Write out the listing below again, precisely as it is given.

Extracted records:
※ ※ ※

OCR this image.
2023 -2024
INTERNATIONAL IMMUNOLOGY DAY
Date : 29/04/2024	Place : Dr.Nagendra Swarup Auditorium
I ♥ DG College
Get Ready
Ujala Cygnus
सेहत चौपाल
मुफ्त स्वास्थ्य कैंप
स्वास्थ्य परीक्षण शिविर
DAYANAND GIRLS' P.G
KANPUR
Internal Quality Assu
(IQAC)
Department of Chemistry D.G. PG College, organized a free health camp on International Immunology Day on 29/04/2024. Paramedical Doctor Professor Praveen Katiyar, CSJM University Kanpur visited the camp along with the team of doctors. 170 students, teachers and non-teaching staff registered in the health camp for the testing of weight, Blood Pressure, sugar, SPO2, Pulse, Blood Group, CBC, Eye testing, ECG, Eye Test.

※ ※ ※

▶ Written answer
OCR this image.
2023 -2024
INTERNATIONAL IMMUNOLOGY DAY
Date : 29/04/2024	Place : Dr.Nagendra Swarup Auditorium
I ♥ DG College
Get Ready
Ujala Cygnus
सेहत चौपाल
मुफ्त स्वास्थ्य कैंप
स्वास्थ्य परीक्षण शिविर
DAYANAND GIRLS' P.G
KANPUR
Internal Quality Assu
(IQAC)
Department of Chemistry D.G. PG College, organized a free health camp on International Immunology Day on 29/04/2024. Paramedical Doctor Professor Praveen Katiyar, CSJM University Kanpur visited the camp along with the team of doctors. 170 students, teachers and non-teaching staff registered in the health camp for the testing of weight, Blood Pressure, sugar, SPO2, Pulse, Blood Group, CBC, Eye testing, ECG, Eye Test.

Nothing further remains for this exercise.